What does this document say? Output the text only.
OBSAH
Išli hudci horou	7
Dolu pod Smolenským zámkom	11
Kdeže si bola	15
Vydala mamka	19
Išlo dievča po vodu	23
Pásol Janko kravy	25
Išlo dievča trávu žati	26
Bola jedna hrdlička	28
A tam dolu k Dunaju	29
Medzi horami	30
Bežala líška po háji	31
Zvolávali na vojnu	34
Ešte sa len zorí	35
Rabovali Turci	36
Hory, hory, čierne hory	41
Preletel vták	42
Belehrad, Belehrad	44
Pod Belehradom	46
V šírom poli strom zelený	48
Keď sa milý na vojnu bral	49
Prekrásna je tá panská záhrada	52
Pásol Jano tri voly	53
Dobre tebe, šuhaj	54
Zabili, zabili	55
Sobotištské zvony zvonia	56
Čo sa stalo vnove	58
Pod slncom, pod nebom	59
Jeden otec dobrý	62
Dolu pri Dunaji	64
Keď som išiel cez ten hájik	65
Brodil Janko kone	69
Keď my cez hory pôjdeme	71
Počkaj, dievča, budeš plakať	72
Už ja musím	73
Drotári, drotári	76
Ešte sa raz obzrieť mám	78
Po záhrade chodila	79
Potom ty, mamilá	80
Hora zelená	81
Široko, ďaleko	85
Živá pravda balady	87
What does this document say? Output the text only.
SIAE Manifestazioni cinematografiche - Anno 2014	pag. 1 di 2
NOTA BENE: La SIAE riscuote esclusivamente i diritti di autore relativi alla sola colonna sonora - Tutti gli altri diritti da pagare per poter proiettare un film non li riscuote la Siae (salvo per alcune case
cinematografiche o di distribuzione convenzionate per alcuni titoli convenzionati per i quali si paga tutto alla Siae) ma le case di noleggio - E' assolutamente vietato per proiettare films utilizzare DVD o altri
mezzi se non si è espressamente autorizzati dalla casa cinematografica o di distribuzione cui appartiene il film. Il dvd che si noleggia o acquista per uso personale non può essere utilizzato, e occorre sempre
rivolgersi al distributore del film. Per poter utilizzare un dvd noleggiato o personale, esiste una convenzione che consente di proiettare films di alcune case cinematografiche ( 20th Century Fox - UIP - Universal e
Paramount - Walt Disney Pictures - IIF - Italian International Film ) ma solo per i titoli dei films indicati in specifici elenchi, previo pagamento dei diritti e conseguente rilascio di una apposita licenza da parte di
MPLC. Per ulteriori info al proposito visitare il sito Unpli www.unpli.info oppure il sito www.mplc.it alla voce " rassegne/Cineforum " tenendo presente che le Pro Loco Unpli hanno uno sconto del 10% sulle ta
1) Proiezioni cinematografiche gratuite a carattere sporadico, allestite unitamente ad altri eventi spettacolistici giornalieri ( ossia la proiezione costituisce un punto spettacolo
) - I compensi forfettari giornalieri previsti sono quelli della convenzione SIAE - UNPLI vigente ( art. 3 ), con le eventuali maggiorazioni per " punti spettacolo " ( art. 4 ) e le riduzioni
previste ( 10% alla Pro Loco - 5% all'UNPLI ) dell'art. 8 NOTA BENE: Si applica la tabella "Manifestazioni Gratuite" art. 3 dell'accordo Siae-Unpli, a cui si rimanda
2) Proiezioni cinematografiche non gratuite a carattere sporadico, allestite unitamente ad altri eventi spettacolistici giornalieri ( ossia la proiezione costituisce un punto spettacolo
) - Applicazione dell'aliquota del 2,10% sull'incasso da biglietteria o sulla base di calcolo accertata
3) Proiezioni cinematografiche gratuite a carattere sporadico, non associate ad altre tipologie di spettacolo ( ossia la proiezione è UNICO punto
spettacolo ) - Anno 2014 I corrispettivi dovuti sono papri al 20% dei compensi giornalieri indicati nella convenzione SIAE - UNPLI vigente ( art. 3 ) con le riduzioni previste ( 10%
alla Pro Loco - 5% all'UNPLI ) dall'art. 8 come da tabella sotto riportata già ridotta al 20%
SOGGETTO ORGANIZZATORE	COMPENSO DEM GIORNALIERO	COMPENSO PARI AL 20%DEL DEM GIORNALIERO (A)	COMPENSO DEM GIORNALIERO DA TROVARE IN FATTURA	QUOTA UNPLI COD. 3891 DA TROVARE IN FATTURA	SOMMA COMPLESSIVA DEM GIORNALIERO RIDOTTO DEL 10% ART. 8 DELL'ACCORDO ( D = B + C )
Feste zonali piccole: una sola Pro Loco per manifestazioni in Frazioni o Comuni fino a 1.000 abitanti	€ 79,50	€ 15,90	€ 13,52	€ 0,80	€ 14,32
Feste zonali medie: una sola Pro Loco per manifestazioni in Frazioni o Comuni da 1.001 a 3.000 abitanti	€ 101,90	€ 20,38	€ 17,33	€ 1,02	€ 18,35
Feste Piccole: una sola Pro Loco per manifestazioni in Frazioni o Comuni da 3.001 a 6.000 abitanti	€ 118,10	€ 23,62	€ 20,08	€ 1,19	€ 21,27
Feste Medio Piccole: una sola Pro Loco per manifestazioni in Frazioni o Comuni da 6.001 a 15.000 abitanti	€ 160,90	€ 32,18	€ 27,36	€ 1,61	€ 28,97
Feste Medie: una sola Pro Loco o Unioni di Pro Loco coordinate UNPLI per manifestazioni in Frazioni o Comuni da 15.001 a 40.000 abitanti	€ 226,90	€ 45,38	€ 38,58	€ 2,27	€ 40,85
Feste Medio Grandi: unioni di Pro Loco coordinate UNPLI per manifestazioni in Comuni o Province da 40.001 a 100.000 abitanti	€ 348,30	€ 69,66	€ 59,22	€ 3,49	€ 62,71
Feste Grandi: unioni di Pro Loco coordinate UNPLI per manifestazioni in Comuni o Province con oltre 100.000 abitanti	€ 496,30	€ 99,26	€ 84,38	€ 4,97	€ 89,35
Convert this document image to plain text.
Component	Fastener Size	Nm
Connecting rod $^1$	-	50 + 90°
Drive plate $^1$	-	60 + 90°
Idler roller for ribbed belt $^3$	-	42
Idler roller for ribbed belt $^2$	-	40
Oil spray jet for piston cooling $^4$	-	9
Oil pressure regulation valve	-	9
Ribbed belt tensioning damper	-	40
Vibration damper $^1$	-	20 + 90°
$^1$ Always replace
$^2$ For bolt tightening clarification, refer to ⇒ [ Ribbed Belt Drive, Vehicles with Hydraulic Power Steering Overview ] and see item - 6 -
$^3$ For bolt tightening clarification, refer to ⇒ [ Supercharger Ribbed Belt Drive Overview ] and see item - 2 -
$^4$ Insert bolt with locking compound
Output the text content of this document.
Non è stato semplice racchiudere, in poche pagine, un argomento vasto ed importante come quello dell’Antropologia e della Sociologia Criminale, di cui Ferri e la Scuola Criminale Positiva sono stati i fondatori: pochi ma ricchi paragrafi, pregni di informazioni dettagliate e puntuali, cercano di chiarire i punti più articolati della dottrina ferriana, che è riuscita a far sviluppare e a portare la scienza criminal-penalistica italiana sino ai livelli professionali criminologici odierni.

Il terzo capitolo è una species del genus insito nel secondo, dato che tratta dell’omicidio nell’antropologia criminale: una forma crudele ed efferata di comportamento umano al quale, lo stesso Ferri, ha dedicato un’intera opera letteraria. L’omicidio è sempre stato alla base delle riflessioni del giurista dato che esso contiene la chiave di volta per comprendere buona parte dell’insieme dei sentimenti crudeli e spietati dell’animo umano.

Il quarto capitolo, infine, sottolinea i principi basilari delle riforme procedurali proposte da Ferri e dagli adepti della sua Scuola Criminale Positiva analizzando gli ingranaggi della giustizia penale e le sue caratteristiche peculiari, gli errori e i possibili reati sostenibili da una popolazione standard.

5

--------------------------------

» **WHAT IS EXPECTED**: Reproduce the material above without altering a single character.

» **RESPONSE TO THIS EXERCISE**:
What does this document say? Output the text only.
OBSAH
Išli hudci horou	7
Dolu pod Smolenským zámkom	11
Kdeže si bola	15
Vydala mamka	19
Išlo dievča po vodu	23
Pásol Janko kravy	25
Išlo dievča trávu žati	26
Bola jedna hrdlička	28
A tam dolu k Dunaju	29
Medzi horami	30
Bežala líška po háji	31
Zvolávali na vojnu	34
Ešte sa len zorí	35
Rabovali Turci	36
Hory, hory, čierne hory	41
Preletel vták	42
Belehrad, Belehrad	44
Pod Belehradom	46
V šírom poli strom zelený	48
Keď sa milý na vojnu bral	49
Prekrásna je tá panská záhrada	52
Pásol Jano tri voly	53
Dobre tebe, šuhaj	54
Zabili, zabili	55
Sobotištské zvony zvonia	56
Čo sa stalo vnove	58
Pod slncom, pod nebom	59
Jeden otec dobrý	62
Dolu pri Dunaji	64
Keď som išiel cez ten hájik	65
Brodil Janko kone	69
Keď my cez hory pôjdeme	71
Počkaj, dievča, budeš plakať	72
Už ja musím	73
Drotári, drotári	76
Ešte sa raz obzrieť mám	78
Po záhrade chodila	79
Potom ty, mamilá	80
Hora zelená	81
Široko, ďaleko	85
Živá pravda balady	87
What does this document say? Output the text only.
SIAE Manifestazioni cinematografiche - Anno 2014	pag. 1 di 2
NOTA BENE: La SIAE riscuote esclusivamente i diritti di autore relativi alla sola colonna sonora - Tutti gli altri diritti da pagare per poter proiettare un film non li riscuote la Siae (salvo per alcune case
cinematografiche o di distribuzione convenzionate per alcuni titoli convenzionati per i quali si paga tutto alla Siae) ma le case di noleggio - E' assolutamente vietato per proiettare films utilizzare DVD o altri
mezzi se non si è espressamente autorizzati dalla casa cinematografica o di distribuzione cui appartiene il film. Il dvd che si noleggia o acquista per uso personale non può essere utilizzato, e occorre sempre
rivolgersi al distributore del film. Per poter utilizzare un dvd noleggiato o personale, esiste una convenzione che consente di proiettare films di alcune case cinematografiche ( 20th Century Fox - UIP - Universal e
Paramount - Walt Disney Pictures - IIF - Italian International Film ) ma solo per i titoli dei films indicati in specifici elenchi, previo pagamento dei diritti e conseguente rilascio di una apposita licenza da parte di
MPLC. Per ulteriori info al proposito visitare il sito Unpli www.unpli.info oppure il sito www.mplc.it alla voce " rassegne/Cineforum " tenendo presente che le Pro Loco Unpli hanno uno sconto del 10% sulle ta
1) Proiezioni cinematografiche gratuite a carattere sporadico, allestite unitamente ad altri eventi spettacolistici giornalieri ( ossia la proiezione costituisce un punto spettacolo
) - I compensi forfettari giornalieri previsti sono quelli della convenzione SIAE - UNPLI vigente ( art. 3 ), con le eventuali maggiorazioni per " punti spettacolo " ( art. 4 ) e le riduzioni
previste ( 10% alla Pro Loco - 5% all'UNPLI ) dell'art. 8 NOTA BENE: Si applica la tabella "Manifestazioni Gratuite" art. 3 dell'accordo Siae-Unpli, a cui si rimanda
2) Proiezioni cinematografiche non gratuite a carattere sporadico, allestite unitamente ad altri eventi spettacolistici giornalieri ( ossia la proiezione costituisce un punto spettacolo
) - Applicazione dell'aliquota del 2,10% sull'incasso da biglietteria o sulla base di calcolo accertata
3) Proiezioni cinematografiche gratuite a carattere sporadico, non associate ad altre tipologie di spettacolo ( ossia la proiezione è UNICO punto
spettacolo ) - Anno 2014 I corrispettivi dovuti sono papri al 20% dei compensi giornalieri indicati nella convenzione SIAE - UNPLI vigente ( art. 3 ) con le riduzioni previste ( 10%
alla Pro Loco - 5% all'UNPLI ) dall'art. 8 come da tabella sotto riportata già ridotta al 20%
SOGGETTO ORGANIZZATORE	COMPENSO DEM GIORNALIERO	COMPENSO PARI AL 20%DEL DEM GIORNALIERO (A)	COMPENSO DEM GIORNALIERO DA TROVARE IN FATTURA	QUOTA UNPLI COD. 3891 DA TROVARE IN FATTURA	SOMMA COMPLESSIVA DEM GIORNALIERO RIDOTTO DEL 10% ART. 8 DELL'ACCORDO ( D = B + C )
Feste zonali piccole: una sola Pro Loco per manifestazioni in Frazioni o Comuni fino a 1.000 abitanti	€ 79,50	€ 15,90	€ 13,52	€ 0,80	€ 14,32
Feste zonali medie: una sola Pro Loco per manifestazioni in Frazioni o Comuni da 1.001 a 3.000 abitanti	€ 101,90	€ 20,38	€ 17,33	€ 1,02	€ 18,35
Feste Piccole: una sola Pro Loco per manifestazioni in Frazioni o Comuni da 3.001 a 6.000 abitanti	€ 118,10	€ 23,62	€ 20,08	€ 1,19	€ 21,27
Feste Medio Piccole: una sola Pro Loco per manifestazioni in Frazioni o Comuni da 6.001 a 15.000 abitanti	€ 160,90	€ 32,18	€ 27,36	€ 1,61	€ 28,97
Feste Medie: una sola Pro Loco o Unioni di Pro Loco coordinate UNPLI per manifestazioni in Frazioni o Comuni da 15.001 a 40.000 abitanti	€ 226,90	€ 45,38	€ 38,58	€ 2,27	€ 40,85
Feste Medio Grandi: unioni di Pro Loco coordinate UNPLI per manifestazioni in Comuni o Province da 40.001 a 100.000 abitanti	€ 348,30	€ 69,66	€ 59,22	€ 3,49	€ 62,71
Feste Grandi: unioni di Pro Loco coordinate UNPLI per manifestazioni in Comuni o Province con oltre 100.000 abitanti	€ 496,30	€ 99,26	€ 84,38	€ 4,97	€ 89,35
Convert this document image to plain text.
Component	Fastener Size	Nm
Connecting rod $^1$	-	50 + 90°
Drive plate $^1$	-	60 + 90°
Idler roller for ribbed belt $^3$	-	42
Idler roller for ribbed belt $^2$	-	40
Oil spray jet for piston cooling $^4$	-	9
Oil pressure regulation valve	-	9
Ribbed belt tensioning damper	-	40
Vibration damper $^1$	-	20 + 90°
$^1$ Always replace
$^2$ For bolt tightening clarification, refer to ⇒ [ Ribbed Belt Drive, Vehicles with Hydraulic Power Steering Overview ] and see item - 6 -
$^3$ For bolt tightening clarification, refer to ⇒ [ Supercharger Ribbed Belt Drive Overview ] and see item - 2 -
$^4$ Insert bolt with locking compound
Output the text content of this document.
Non è stato semplice racchiudere, in poche pagine, un argomento vasto ed importante come quello dell’Antropologia e della Sociologia Criminale, di cui Ferri e la Scuola Criminale Positiva sono stati i fondatori: pochi ma ricchi paragrafi, pregni di informazioni dettagliate e puntuali, cercano di chiarire i punti più articolati della dottrina ferriana, che è riuscita a far sviluppare e a portare la scienza criminal-penalistica italiana sino ai livelli professionali criminologici odierni.

Il terzo capitolo è una species del genus insito nel secondo, dato che tratta dell’omicidio nell’antropologia criminale: una forma crudele ed efferata di comportamento umano al quale, lo stesso Ferri, ha dedicato un’intera opera letteraria. L’omicidio è sempre stato alla base delle riflessioni del giurista dato che esso contiene la chiave di volta per comprendere buona parte dell’insieme dei sentimenti crudeli e spietati dell’animo umano.

Il quarto capitolo, infine, sottolinea i principi basilari delle riforme procedurali proposte da Ferri e dagli adepti della sua Scuola Criminale Positiva analizzando gli ingranaggi della giustizia penale e le sue caratteristiche peculiari, gli errori e i possibili reati sostenibili da una popolazione standard.

5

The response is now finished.